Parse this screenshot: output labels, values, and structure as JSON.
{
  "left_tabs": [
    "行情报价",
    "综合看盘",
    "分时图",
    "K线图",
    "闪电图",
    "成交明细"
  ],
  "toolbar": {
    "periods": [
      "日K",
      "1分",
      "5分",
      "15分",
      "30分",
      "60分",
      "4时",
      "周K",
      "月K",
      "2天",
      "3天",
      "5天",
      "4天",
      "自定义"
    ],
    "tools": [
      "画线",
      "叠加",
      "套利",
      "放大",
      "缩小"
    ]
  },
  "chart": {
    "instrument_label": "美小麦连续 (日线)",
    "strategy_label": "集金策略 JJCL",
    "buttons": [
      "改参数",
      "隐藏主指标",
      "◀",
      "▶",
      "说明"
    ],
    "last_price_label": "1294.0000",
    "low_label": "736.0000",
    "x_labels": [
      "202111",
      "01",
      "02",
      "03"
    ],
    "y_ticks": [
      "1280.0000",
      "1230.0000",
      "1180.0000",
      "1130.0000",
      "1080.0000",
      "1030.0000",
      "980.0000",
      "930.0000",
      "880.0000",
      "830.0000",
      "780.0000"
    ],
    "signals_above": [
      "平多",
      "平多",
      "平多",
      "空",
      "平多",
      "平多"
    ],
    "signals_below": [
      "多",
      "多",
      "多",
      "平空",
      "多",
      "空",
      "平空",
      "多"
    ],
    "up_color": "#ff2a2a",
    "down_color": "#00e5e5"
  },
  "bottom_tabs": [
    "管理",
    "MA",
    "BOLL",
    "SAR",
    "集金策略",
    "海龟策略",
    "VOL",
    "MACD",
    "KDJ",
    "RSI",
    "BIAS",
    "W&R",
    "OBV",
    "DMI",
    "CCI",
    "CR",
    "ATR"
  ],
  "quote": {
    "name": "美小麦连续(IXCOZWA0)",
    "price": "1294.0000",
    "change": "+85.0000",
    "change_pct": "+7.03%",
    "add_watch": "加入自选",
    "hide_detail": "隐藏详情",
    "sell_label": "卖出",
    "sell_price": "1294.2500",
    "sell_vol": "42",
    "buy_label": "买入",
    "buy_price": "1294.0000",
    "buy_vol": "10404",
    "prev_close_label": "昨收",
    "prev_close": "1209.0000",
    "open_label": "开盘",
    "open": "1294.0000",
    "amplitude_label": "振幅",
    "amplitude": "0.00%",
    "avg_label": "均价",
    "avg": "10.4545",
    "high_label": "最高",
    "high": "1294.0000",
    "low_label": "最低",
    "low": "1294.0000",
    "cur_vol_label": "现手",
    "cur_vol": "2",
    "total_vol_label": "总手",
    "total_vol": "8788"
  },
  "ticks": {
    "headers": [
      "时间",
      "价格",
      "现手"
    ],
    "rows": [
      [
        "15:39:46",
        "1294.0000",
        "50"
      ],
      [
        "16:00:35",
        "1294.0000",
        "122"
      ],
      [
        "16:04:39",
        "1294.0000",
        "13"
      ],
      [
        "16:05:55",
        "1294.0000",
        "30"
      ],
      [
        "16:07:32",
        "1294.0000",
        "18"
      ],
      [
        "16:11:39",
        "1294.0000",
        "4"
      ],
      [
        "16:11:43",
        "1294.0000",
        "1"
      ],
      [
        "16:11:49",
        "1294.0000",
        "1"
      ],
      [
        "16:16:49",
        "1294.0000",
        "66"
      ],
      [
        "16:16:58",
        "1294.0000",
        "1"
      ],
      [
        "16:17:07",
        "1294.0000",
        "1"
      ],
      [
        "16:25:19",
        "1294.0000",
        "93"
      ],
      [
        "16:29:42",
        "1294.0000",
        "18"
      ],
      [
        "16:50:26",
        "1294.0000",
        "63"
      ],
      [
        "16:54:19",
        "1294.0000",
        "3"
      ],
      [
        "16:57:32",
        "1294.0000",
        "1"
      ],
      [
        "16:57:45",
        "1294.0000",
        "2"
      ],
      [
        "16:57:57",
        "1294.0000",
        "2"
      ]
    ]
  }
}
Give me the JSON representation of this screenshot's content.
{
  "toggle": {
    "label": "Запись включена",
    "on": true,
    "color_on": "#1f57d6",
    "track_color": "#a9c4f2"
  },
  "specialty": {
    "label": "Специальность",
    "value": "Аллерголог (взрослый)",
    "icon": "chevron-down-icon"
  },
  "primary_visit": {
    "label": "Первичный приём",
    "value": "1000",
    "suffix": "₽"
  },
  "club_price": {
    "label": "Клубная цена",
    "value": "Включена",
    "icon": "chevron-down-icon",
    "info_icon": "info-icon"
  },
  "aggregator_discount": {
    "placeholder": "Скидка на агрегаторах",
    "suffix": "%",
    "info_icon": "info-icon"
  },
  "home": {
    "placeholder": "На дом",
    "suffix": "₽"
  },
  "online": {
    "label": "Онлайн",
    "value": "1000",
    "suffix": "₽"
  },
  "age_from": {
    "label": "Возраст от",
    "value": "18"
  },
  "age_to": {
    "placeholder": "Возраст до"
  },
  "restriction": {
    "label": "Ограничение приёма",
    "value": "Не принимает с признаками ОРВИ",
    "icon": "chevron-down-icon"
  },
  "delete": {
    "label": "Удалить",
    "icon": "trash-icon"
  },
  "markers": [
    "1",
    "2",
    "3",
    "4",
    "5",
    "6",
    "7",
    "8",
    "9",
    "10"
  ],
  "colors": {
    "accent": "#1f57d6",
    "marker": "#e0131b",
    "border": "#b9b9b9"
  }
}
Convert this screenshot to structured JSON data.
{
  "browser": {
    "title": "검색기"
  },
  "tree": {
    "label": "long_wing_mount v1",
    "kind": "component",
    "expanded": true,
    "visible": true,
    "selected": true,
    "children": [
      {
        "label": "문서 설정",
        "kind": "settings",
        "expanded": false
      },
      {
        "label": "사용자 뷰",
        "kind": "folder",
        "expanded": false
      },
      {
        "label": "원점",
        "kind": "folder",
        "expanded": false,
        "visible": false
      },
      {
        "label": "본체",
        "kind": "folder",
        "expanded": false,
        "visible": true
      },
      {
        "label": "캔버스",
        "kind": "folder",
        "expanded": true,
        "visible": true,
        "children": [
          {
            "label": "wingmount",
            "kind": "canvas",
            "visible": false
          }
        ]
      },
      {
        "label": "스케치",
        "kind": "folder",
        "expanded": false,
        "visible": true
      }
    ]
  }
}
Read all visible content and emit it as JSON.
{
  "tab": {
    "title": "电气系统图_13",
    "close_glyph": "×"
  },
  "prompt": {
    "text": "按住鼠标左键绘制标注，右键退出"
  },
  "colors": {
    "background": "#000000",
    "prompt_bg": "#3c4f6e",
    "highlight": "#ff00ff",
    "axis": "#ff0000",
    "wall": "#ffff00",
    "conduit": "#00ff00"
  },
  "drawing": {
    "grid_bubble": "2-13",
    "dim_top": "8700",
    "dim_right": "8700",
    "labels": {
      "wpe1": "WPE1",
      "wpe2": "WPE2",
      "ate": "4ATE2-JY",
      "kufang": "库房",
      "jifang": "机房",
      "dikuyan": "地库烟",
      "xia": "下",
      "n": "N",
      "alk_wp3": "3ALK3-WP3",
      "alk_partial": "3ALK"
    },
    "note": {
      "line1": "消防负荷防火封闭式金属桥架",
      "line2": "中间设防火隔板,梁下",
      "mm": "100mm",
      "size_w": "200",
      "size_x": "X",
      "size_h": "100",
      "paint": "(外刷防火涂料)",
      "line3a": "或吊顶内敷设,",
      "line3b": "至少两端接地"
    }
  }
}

GIVEN PROBLEM >> Copy each line from the records above that includes the string "placeholder".

EXERCISE SOLUTION >>
    "placeholder": "Скидка на агрегаторах",
    "placeholder": "На дом",
    "placeholder": "Возраст до"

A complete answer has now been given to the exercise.